- What is required -
Comb the records below for the string "from" and copy each line where it turns up.

┌────────

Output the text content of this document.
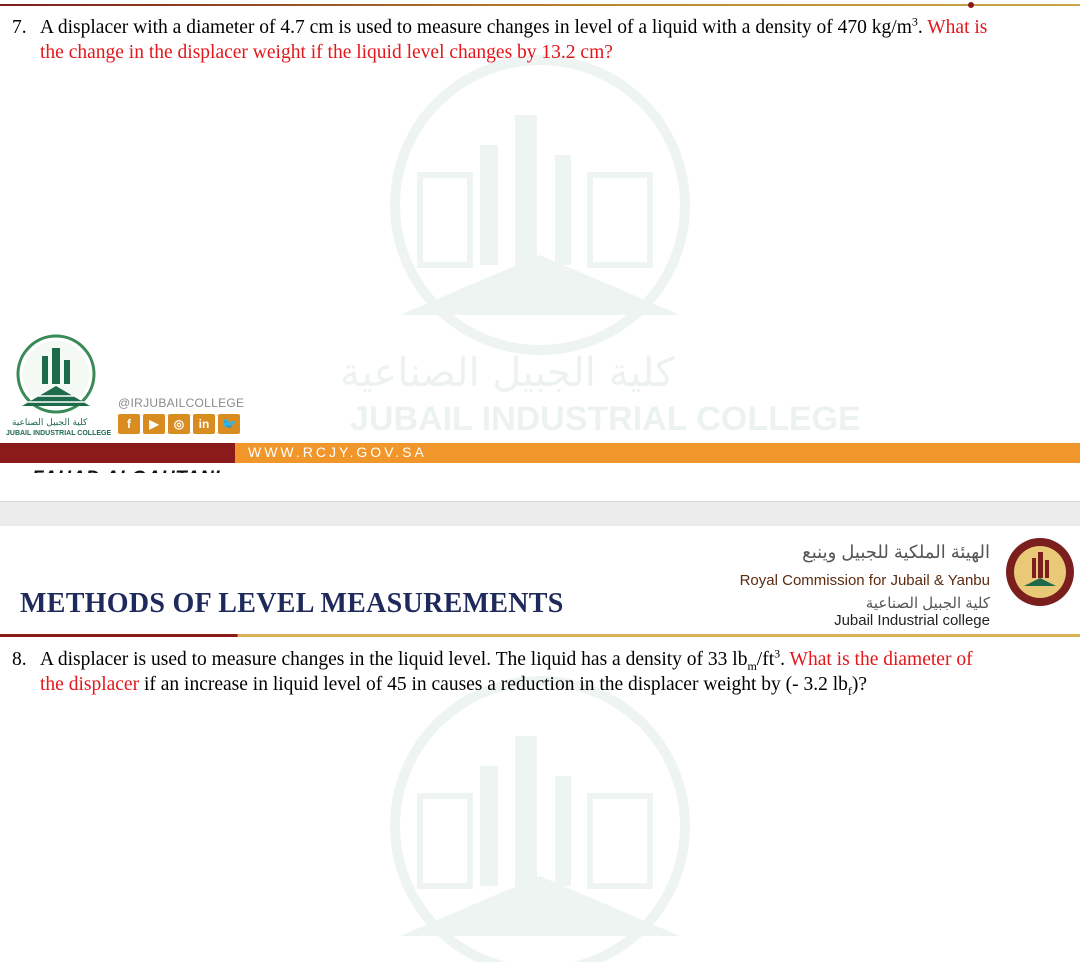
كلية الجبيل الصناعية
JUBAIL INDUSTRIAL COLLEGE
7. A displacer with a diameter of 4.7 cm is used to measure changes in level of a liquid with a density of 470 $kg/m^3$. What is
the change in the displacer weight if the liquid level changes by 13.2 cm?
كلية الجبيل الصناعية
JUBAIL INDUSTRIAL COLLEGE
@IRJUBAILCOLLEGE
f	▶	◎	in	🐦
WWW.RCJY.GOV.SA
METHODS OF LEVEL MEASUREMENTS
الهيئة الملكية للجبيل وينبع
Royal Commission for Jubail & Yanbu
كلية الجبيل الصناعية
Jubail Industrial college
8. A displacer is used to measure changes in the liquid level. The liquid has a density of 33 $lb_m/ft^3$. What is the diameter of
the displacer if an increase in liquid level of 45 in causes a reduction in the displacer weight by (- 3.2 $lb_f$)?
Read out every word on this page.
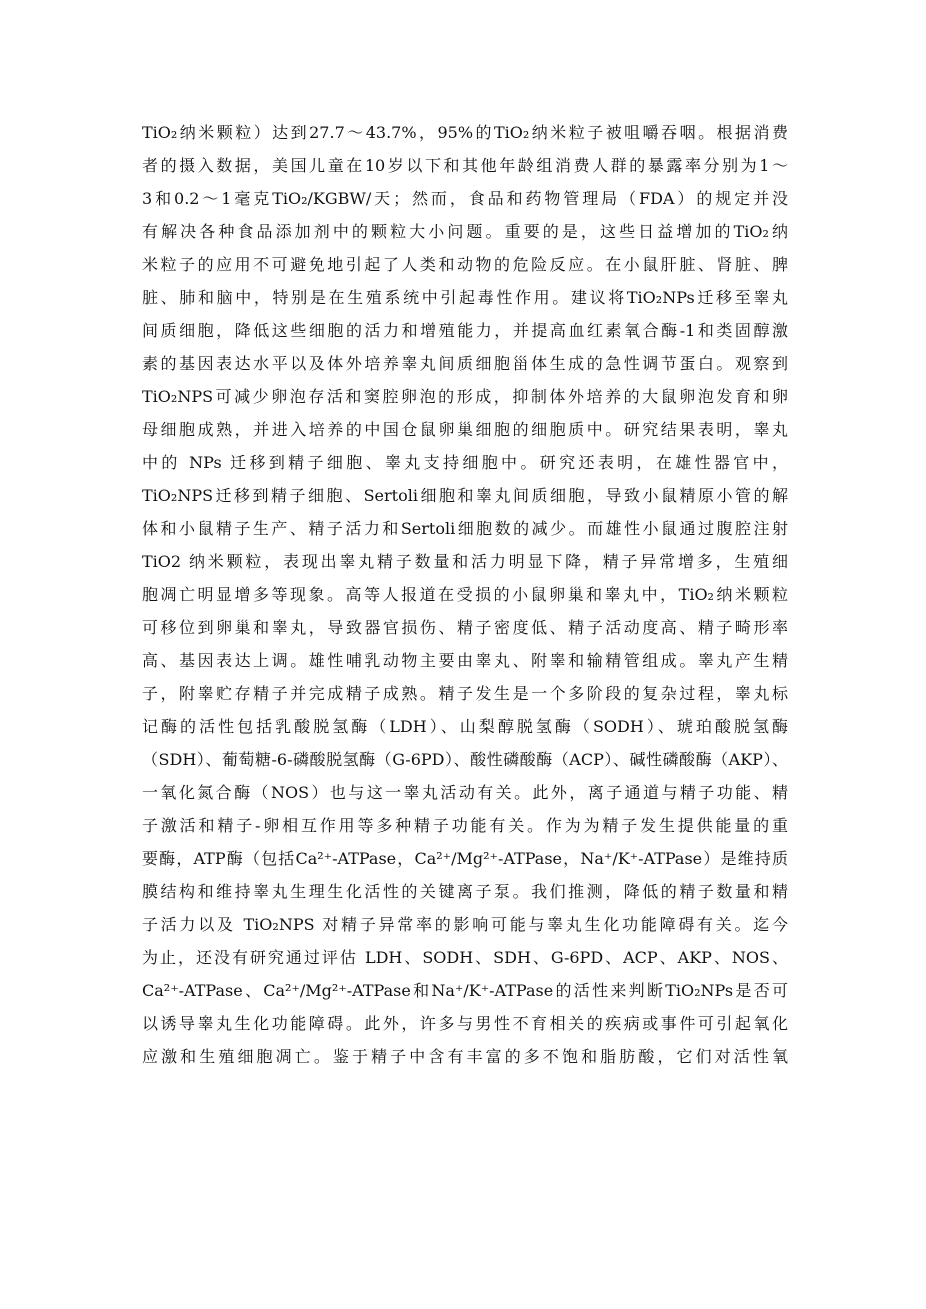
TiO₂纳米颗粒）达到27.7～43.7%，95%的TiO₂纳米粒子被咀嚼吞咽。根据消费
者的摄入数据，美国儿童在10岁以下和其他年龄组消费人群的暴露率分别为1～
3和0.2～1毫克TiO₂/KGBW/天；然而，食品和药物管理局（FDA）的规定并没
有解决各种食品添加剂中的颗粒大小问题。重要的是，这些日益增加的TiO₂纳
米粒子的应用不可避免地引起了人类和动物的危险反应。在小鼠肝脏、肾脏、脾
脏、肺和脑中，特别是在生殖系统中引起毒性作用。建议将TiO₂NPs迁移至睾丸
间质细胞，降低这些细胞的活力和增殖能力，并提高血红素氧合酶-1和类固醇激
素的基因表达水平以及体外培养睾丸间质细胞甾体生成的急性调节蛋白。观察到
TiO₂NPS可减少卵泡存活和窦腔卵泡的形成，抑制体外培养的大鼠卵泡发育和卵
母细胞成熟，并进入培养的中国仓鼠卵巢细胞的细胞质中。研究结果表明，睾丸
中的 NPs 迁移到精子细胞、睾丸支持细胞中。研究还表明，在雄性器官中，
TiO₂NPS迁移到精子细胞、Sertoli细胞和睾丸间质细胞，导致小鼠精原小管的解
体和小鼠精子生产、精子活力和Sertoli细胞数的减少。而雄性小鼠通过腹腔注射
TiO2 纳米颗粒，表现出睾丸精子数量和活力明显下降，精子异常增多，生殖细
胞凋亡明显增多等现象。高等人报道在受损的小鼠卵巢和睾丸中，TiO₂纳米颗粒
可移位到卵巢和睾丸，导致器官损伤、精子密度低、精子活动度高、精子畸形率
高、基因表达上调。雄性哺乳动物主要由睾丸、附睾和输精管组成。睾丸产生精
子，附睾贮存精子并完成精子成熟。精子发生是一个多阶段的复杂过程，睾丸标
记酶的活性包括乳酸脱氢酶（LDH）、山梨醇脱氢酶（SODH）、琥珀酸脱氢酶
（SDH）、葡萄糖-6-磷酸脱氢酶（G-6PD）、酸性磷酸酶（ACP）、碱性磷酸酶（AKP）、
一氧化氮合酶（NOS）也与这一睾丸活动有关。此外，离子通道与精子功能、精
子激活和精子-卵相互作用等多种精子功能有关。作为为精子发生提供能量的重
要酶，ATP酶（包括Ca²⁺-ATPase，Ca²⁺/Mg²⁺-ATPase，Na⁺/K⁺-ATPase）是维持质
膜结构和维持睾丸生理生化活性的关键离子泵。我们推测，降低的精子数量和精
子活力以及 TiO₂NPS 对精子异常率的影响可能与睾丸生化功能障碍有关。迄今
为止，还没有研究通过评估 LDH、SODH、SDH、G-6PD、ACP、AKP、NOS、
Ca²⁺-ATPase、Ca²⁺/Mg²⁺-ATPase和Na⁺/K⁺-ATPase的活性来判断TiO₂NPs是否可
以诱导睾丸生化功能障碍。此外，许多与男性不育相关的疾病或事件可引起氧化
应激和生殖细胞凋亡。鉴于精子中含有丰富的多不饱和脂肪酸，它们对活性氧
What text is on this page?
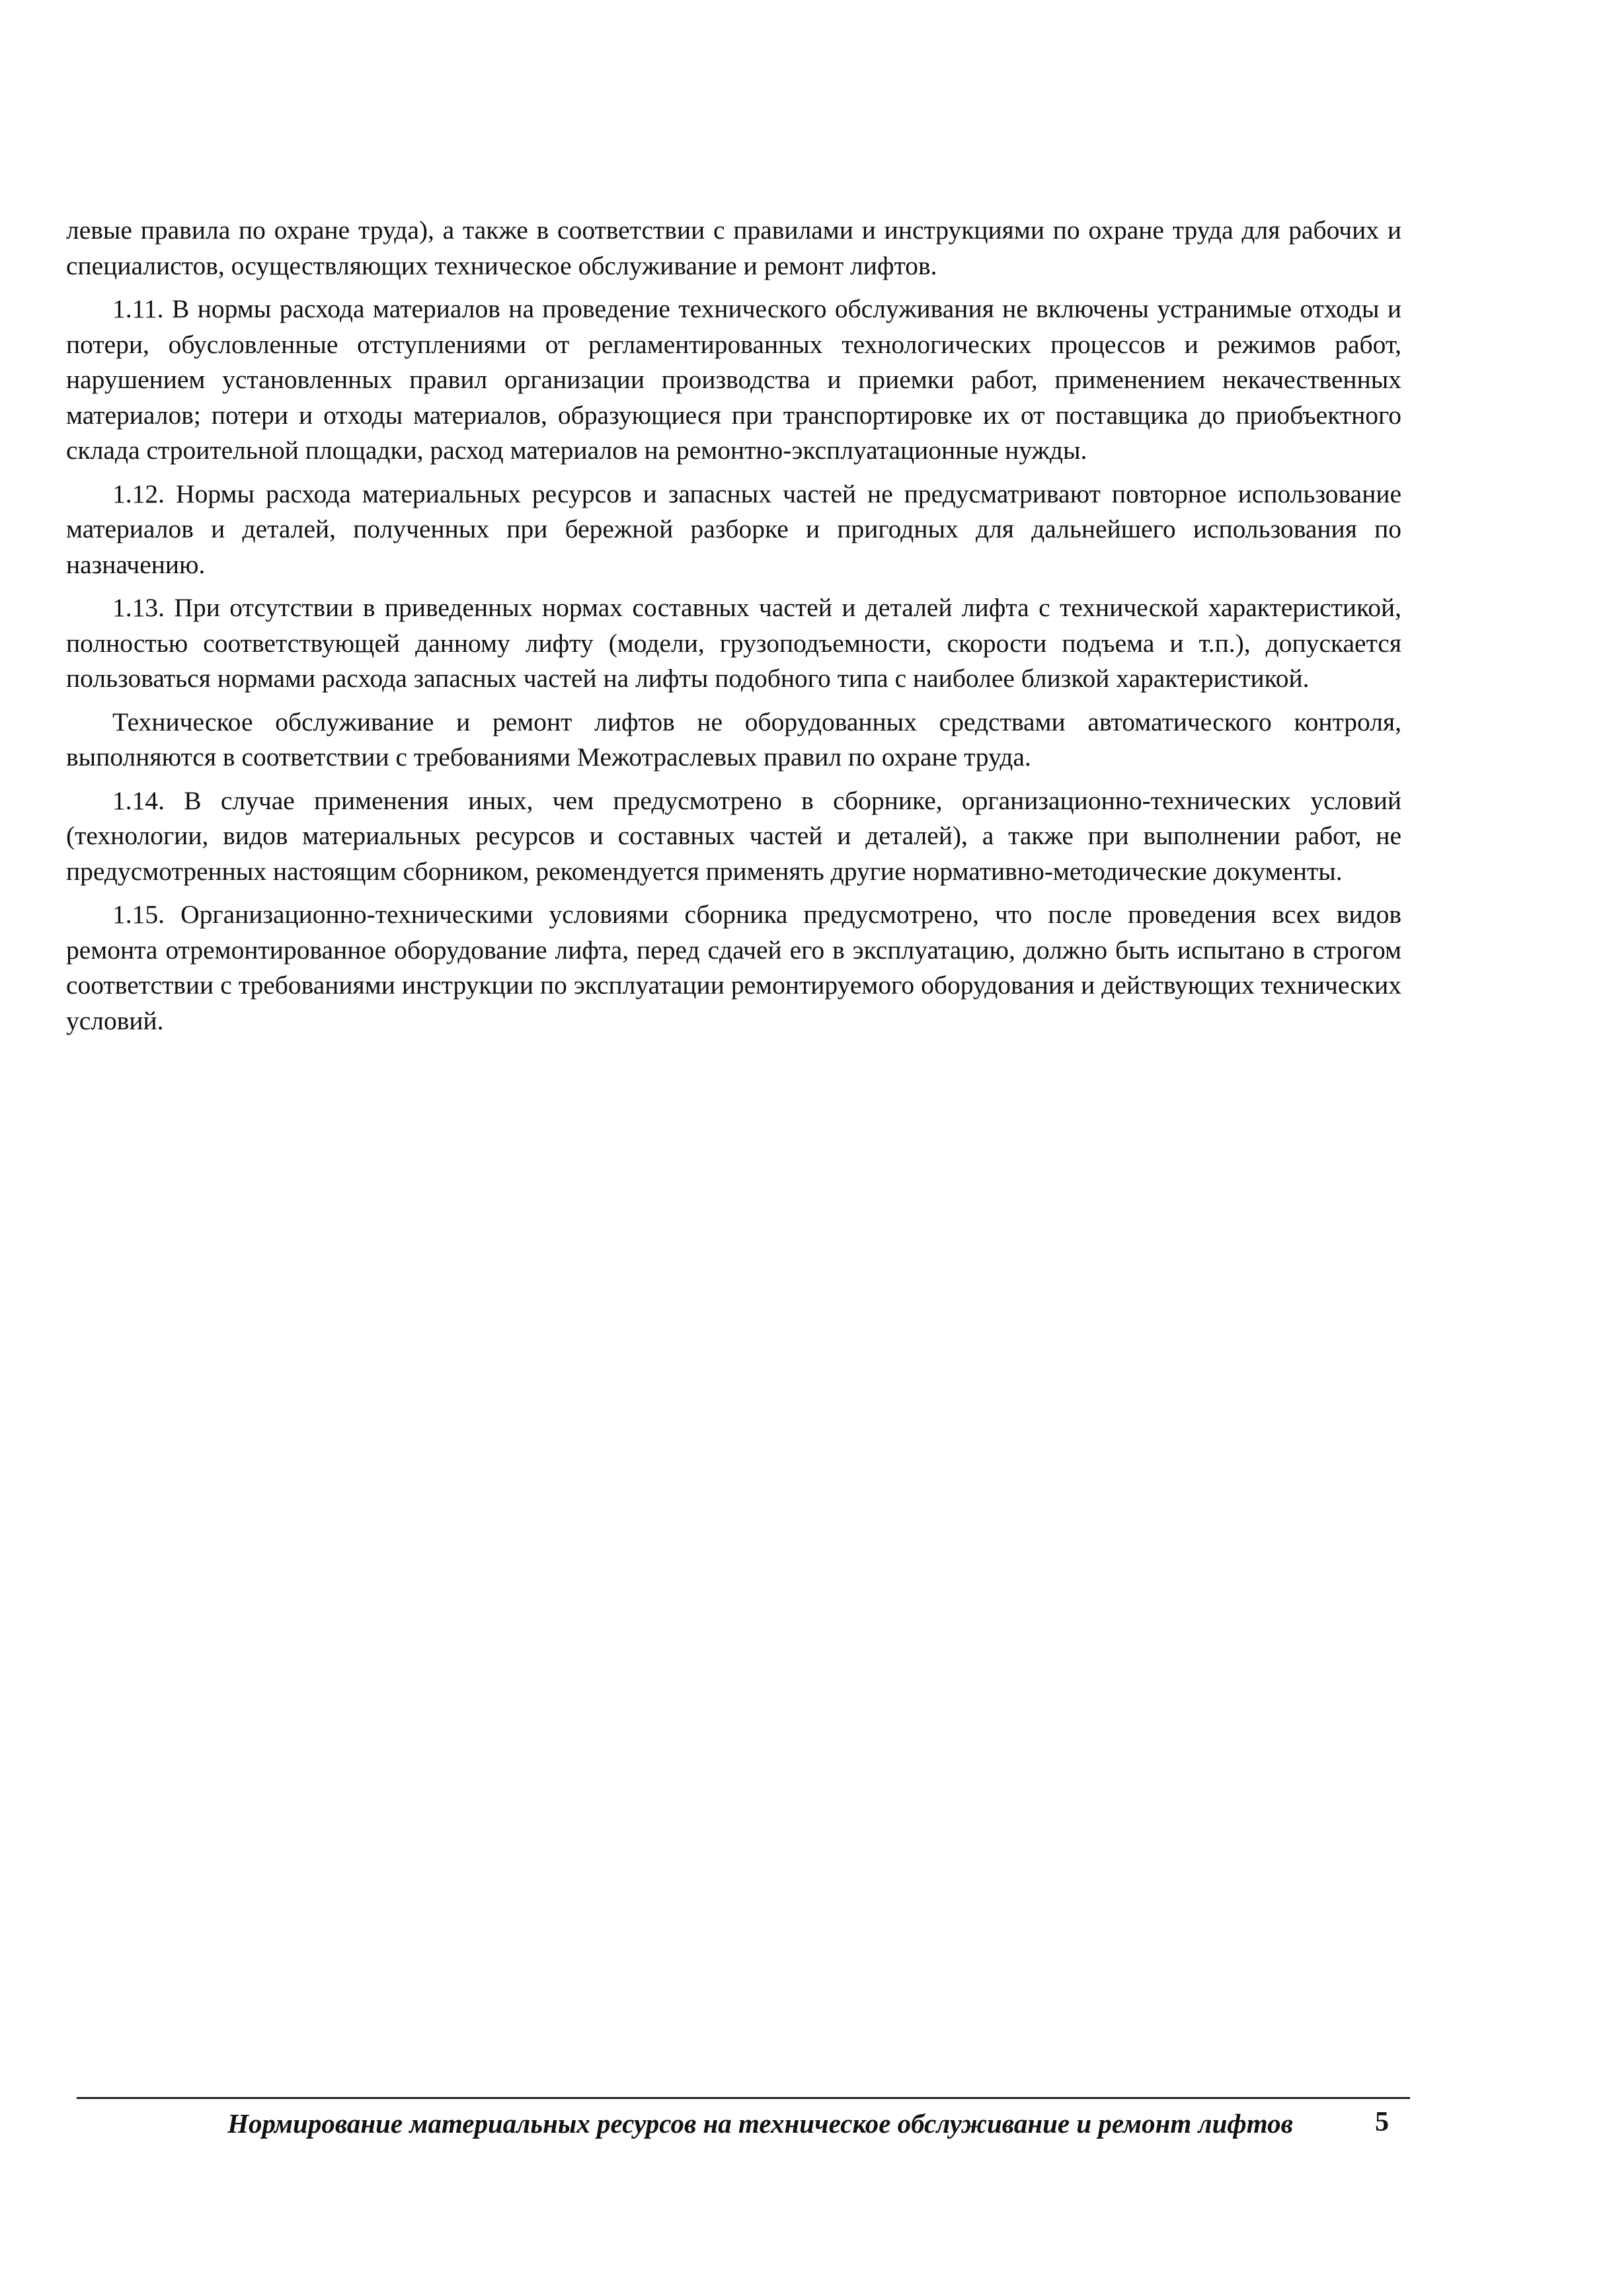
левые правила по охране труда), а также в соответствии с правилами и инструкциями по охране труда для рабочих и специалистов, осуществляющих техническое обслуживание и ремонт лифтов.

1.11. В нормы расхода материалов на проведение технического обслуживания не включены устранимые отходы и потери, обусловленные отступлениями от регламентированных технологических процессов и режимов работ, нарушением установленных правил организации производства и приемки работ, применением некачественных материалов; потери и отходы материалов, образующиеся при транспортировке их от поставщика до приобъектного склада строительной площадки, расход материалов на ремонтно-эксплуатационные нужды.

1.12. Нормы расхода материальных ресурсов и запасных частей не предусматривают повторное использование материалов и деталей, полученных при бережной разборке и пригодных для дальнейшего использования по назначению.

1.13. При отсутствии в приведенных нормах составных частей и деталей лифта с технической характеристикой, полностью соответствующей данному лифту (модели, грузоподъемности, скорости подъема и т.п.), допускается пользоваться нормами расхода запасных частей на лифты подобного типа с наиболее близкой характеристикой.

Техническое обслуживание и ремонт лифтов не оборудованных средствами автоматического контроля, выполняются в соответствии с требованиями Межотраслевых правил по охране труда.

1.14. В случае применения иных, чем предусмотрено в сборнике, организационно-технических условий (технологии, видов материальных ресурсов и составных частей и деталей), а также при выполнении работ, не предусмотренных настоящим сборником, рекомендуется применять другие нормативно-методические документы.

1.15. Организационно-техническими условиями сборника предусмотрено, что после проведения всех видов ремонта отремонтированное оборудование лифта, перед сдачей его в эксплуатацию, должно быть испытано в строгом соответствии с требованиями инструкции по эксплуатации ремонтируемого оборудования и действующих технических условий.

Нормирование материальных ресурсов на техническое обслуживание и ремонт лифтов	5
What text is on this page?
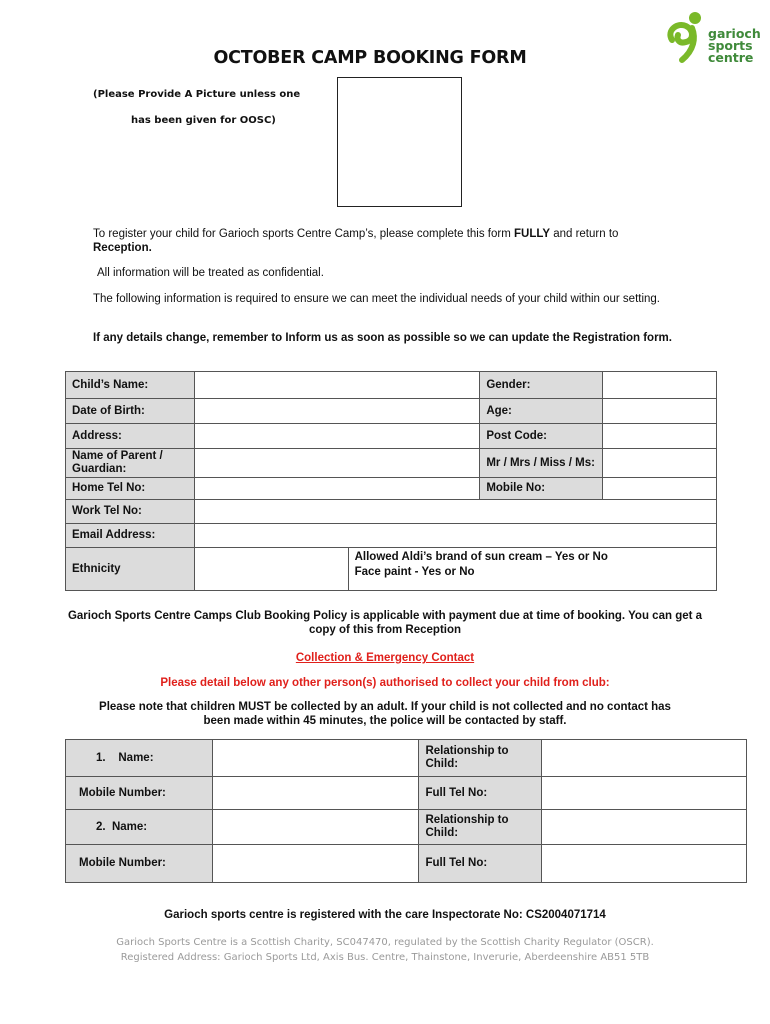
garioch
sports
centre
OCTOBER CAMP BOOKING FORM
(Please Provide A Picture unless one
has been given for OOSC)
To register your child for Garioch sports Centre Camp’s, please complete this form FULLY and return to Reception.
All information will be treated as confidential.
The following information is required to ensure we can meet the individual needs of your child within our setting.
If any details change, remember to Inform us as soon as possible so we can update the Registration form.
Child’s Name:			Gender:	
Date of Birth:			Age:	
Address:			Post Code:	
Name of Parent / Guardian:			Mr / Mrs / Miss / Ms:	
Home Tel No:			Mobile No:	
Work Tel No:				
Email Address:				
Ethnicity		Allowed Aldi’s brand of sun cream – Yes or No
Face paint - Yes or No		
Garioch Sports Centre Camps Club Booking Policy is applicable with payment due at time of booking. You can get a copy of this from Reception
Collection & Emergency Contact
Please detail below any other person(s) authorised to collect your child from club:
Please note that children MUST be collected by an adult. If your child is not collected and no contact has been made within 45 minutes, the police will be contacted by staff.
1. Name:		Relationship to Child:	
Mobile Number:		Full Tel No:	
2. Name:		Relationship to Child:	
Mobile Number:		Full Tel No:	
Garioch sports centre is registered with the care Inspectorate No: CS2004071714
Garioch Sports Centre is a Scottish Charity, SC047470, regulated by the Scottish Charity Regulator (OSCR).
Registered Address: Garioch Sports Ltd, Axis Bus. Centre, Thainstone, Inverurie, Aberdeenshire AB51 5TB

└────────

- Solution -
Garioch Sports Centre Camps Club Booking Policy is applicable with payment due at time of booking. You can get a copy of this from Reception
Please detail below any other person(s) authorised to collect your child from club:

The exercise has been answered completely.